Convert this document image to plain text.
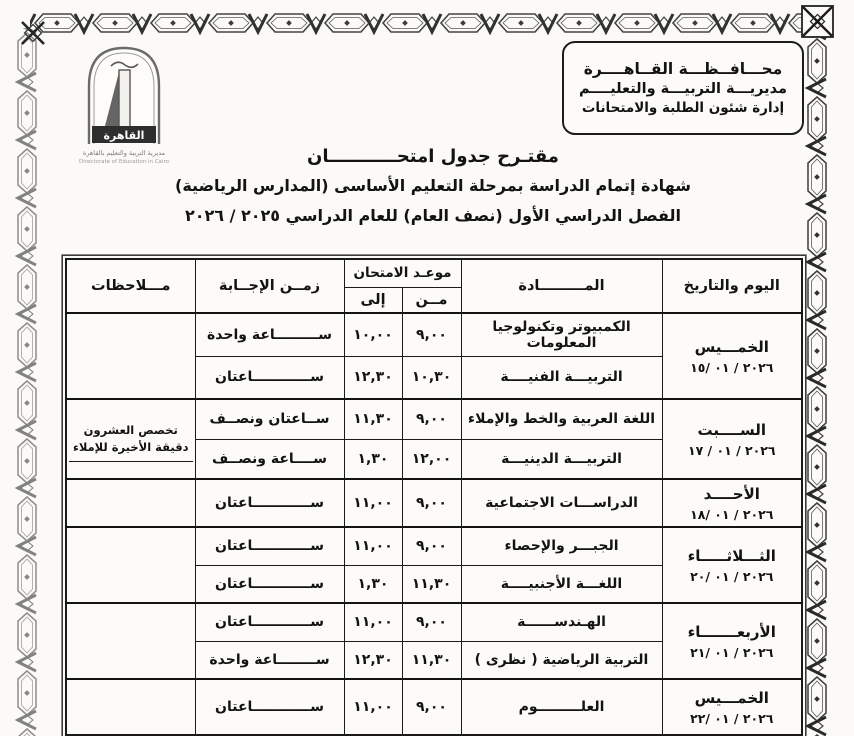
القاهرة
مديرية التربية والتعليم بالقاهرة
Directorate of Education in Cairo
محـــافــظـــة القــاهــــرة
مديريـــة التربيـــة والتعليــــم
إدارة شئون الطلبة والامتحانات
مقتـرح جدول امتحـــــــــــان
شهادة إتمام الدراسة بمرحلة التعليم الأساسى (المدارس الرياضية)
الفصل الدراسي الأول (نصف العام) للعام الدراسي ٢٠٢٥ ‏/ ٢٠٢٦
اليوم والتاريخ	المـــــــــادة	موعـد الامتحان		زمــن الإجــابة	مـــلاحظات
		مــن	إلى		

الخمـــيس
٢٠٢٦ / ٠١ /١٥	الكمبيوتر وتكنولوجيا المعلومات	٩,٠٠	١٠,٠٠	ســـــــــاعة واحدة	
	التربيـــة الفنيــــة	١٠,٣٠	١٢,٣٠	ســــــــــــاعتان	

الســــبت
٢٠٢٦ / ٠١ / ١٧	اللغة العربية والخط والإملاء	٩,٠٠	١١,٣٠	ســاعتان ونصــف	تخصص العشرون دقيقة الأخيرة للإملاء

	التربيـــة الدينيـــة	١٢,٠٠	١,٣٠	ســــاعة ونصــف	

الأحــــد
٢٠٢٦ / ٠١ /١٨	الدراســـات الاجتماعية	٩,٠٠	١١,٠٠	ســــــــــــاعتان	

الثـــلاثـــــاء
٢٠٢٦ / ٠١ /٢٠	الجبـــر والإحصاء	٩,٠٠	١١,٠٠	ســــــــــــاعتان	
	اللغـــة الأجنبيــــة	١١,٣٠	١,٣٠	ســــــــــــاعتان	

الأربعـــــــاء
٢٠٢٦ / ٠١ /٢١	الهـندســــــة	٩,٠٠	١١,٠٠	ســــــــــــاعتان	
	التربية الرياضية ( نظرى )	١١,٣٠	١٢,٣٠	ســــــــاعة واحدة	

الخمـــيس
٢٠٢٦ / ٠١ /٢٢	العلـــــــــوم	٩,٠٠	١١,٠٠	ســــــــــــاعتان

● **What is asked**
In your copy, leave out the pictures and reproduce the material above exactly.

● **Result of the task**
Convert this document image to plain text.
القاهرة
مديرية التربية والتعليم بالقاهرة
Directorate of Education in Cairo
محـــافــظـــة القــاهــــرة
مديريـــة التربيـــة والتعليــــم
إدارة شئون الطلبة والامتحانات
مقتـرح جدول امتحـــــــــــان
شهادة إتمام الدراسة بمرحلة التعليم الأساسى (المدارس الرياضية)
الفصل الدراسي الأول (نصف العام) للعام الدراسي ٢٠٢٥ ‏/ ٢٠٢٦
اليوم والتاريخ	المـــــــــادة	موعـد الامتحان		زمــن الإجــابة	مـــلاحظات
		مــن	إلى		

الخمـــيس
٢٠٢٦ / ٠١ /١٥	الكمبيوتر وتكنولوجيا المعلومات	٩,٠٠	١٠,٠٠	ســـــــــاعة واحدة	
	التربيـــة الفنيــــة	١٠,٣٠	١٢,٣٠	ســــــــــــاعتان	

الســــبت
٢٠٢٦ / ٠١ / ١٧	اللغة العربية والخط والإملاء	٩,٠٠	١١,٣٠	ســاعتان ونصــف	تخصص العشرون دقيقة الأخيرة للإملاء

	التربيـــة الدينيـــة	١٢,٠٠	١,٣٠	ســــاعة ونصــف	

الأحــــد
٢٠٢٦ / ٠١ /١٨	الدراســـات الاجتماعية	٩,٠٠	١١,٠٠	ســــــــــــاعتان	

الثـــلاثـــــاء
٢٠٢٦ / ٠١ /٢٠	الجبـــر والإحصاء	٩,٠٠	١١,٠٠	ســــــــــــاعتان	
	اللغـــة الأجنبيــــة	١١,٣٠	١,٣٠	ســــــــــــاعتان	

الأربعـــــــاء
٢٠٢٦ / ٠١ /٢١	الهـندســــــة	٩,٠٠	١١,٠٠	ســــــــــــاعتان	
	التربية الرياضية ( نظرى )	١١,٣٠	١٢,٣٠	ســــــــاعة واحدة	

الخمـــيس
٢٠٢٦ / ٠١ /٢٢	العلـــــــــوم	٩,٠٠	١١,٠٠	ســــــــــــاعتان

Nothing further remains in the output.